***** INPUT

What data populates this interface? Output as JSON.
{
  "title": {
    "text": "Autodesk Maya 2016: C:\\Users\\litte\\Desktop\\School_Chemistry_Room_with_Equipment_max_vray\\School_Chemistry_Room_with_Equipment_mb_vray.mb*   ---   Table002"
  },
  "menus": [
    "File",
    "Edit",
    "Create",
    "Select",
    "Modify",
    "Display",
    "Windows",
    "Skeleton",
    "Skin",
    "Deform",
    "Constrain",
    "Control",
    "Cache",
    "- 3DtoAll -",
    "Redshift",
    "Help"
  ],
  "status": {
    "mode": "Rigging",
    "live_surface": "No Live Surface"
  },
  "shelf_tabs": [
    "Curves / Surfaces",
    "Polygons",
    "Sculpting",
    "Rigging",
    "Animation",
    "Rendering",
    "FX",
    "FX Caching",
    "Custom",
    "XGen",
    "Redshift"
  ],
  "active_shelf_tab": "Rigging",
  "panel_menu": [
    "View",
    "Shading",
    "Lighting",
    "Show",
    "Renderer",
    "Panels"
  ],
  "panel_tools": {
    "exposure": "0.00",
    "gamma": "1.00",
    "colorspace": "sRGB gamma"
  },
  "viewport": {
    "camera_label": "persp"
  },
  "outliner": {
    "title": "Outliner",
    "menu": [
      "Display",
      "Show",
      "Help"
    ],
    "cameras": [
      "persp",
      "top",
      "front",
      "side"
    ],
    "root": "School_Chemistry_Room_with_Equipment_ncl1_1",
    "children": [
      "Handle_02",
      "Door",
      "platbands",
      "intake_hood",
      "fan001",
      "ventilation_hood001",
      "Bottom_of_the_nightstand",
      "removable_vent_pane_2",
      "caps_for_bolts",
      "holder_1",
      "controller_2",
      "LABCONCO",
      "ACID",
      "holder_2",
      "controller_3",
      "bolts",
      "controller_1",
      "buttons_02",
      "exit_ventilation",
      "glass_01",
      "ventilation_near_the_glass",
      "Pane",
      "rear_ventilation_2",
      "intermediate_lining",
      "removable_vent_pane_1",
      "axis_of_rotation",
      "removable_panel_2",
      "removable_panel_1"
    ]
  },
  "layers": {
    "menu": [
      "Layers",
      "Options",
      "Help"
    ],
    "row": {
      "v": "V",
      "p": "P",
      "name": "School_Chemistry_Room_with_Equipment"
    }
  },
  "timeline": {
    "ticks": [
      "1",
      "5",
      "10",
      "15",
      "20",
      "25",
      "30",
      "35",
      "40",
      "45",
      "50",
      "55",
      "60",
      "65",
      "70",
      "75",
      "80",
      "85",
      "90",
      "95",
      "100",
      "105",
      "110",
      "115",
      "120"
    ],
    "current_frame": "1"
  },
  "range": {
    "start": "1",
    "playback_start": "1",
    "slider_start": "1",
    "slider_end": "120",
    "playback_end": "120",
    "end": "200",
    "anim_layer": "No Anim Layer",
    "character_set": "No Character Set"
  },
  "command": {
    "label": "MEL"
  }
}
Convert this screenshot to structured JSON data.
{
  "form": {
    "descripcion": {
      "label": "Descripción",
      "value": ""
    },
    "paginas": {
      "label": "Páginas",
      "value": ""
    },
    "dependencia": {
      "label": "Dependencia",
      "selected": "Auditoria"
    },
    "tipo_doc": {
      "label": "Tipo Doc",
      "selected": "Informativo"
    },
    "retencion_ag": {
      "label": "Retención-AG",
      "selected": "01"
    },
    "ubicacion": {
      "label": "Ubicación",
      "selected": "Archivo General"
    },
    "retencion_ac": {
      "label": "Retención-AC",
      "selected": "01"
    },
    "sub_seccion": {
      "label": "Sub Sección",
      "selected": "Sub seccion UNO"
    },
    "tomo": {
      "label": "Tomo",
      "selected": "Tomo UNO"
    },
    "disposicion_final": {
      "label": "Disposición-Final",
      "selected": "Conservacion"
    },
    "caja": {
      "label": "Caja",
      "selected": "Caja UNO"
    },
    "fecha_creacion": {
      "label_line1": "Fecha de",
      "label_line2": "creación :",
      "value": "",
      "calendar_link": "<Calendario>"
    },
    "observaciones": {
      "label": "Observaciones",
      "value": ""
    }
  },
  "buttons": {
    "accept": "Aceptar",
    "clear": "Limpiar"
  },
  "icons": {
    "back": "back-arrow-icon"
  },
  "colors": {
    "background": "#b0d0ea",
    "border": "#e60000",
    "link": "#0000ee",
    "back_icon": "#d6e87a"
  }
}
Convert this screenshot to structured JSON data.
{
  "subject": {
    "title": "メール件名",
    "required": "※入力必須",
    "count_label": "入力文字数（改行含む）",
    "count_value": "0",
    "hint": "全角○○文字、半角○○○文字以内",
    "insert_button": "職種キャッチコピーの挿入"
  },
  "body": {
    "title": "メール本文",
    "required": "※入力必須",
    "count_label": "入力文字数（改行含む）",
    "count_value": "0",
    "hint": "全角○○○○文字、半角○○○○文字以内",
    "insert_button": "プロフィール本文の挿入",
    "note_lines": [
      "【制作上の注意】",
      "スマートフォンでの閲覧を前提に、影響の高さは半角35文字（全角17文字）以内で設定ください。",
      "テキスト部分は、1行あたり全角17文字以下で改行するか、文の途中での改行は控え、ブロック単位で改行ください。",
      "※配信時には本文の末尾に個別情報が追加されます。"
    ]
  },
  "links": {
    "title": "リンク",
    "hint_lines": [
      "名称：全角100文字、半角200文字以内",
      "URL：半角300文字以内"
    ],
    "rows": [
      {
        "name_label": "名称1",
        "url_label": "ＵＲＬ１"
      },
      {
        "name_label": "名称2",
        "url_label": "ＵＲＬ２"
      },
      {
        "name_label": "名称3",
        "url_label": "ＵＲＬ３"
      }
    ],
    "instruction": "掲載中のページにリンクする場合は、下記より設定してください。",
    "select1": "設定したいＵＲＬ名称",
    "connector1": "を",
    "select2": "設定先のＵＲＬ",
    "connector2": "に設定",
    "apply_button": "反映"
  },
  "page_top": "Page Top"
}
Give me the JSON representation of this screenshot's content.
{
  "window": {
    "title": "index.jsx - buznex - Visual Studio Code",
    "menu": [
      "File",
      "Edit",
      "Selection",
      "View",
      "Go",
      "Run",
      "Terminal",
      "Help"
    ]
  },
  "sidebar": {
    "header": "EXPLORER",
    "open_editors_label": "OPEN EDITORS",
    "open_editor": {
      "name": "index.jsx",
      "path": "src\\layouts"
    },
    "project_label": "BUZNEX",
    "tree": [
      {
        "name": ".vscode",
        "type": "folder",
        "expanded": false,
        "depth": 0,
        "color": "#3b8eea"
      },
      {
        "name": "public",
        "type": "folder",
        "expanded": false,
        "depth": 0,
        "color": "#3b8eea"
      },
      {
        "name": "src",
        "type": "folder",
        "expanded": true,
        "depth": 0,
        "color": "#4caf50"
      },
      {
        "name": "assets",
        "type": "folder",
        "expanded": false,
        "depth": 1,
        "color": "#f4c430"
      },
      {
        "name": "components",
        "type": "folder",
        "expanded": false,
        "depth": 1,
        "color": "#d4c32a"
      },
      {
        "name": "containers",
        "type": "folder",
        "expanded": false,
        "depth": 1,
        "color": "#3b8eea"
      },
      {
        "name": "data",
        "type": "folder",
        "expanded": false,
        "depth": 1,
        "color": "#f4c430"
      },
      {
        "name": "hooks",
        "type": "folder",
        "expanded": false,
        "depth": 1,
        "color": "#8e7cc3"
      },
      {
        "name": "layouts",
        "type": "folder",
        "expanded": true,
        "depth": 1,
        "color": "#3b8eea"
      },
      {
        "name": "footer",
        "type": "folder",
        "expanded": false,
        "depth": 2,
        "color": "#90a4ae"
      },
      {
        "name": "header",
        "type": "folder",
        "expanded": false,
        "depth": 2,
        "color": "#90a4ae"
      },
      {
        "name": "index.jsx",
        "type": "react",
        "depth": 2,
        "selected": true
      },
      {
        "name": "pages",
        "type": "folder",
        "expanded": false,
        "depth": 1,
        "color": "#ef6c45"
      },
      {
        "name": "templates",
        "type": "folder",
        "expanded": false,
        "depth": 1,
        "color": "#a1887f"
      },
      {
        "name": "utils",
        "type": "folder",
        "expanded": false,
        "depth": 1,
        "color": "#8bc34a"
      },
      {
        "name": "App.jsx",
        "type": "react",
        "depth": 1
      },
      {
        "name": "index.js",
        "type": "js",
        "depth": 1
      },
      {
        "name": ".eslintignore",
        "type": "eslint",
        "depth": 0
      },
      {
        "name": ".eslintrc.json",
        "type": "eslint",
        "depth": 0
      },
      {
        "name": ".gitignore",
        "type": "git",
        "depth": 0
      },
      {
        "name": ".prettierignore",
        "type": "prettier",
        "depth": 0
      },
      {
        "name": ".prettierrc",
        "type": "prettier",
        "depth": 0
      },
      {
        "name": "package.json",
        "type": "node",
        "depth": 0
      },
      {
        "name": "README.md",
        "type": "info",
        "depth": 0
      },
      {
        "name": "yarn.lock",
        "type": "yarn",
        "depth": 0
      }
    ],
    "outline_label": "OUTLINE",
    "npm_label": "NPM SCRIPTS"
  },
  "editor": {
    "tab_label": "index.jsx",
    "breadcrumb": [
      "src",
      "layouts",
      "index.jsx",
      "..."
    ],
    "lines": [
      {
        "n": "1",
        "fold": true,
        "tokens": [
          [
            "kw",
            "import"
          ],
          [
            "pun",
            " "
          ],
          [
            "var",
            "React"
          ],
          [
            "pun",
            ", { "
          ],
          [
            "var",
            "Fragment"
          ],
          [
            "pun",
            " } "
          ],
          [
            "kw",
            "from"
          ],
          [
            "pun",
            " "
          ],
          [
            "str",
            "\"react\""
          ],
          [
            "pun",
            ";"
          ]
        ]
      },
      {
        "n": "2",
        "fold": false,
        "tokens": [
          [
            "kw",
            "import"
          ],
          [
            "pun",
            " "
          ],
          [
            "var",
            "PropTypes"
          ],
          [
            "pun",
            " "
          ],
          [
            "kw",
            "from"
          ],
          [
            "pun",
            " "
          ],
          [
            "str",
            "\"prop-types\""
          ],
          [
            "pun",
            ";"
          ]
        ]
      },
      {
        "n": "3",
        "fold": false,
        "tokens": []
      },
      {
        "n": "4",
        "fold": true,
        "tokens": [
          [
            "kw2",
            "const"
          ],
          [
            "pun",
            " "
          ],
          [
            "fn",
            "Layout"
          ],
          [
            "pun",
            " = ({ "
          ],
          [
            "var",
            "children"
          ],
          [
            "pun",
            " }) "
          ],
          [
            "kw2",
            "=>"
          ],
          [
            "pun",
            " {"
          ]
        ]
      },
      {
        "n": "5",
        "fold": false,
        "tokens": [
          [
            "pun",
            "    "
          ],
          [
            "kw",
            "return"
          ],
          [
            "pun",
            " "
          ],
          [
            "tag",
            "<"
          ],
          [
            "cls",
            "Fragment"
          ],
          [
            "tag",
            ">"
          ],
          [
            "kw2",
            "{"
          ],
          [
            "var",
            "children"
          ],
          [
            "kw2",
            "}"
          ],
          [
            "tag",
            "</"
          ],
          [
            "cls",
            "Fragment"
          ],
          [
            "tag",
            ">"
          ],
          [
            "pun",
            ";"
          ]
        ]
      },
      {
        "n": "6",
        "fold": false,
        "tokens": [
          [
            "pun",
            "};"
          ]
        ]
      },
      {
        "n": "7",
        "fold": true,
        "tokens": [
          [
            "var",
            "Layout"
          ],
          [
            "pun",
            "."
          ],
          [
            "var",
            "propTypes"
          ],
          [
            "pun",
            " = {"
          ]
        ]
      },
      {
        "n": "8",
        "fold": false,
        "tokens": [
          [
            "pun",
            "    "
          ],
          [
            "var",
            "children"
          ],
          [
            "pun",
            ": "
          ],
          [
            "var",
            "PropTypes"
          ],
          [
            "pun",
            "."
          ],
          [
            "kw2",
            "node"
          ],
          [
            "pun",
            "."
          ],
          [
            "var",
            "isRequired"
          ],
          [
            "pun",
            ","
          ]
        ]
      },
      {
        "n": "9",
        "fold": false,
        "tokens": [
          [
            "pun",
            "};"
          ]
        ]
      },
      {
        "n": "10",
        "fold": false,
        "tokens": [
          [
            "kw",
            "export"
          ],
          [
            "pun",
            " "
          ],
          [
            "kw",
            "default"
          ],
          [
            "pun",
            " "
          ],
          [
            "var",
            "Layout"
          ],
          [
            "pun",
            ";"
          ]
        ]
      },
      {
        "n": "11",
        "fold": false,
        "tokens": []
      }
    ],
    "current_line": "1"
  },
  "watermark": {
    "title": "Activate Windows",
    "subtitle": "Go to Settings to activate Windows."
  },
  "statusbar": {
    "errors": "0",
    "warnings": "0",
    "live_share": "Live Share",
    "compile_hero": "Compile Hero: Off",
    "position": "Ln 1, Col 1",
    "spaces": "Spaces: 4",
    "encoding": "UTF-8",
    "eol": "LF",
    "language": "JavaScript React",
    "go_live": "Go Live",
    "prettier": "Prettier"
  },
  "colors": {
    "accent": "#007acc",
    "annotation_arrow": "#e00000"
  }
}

**********

From the data above, pick out each line containing "selected" and copy it.

_COMPLETED EXERCISE_:
      "selected": "Auditoria"
      "selected": "Informativo"
      "selected": "01"
      "selected": "Archivo General"
      "selected": "01"
      "selected": "Sub seccion UNO"
      "selected": "Tomo UNO"
      "selected": "Conservacion"
      "selected": "Caja UNO"
        "selected": true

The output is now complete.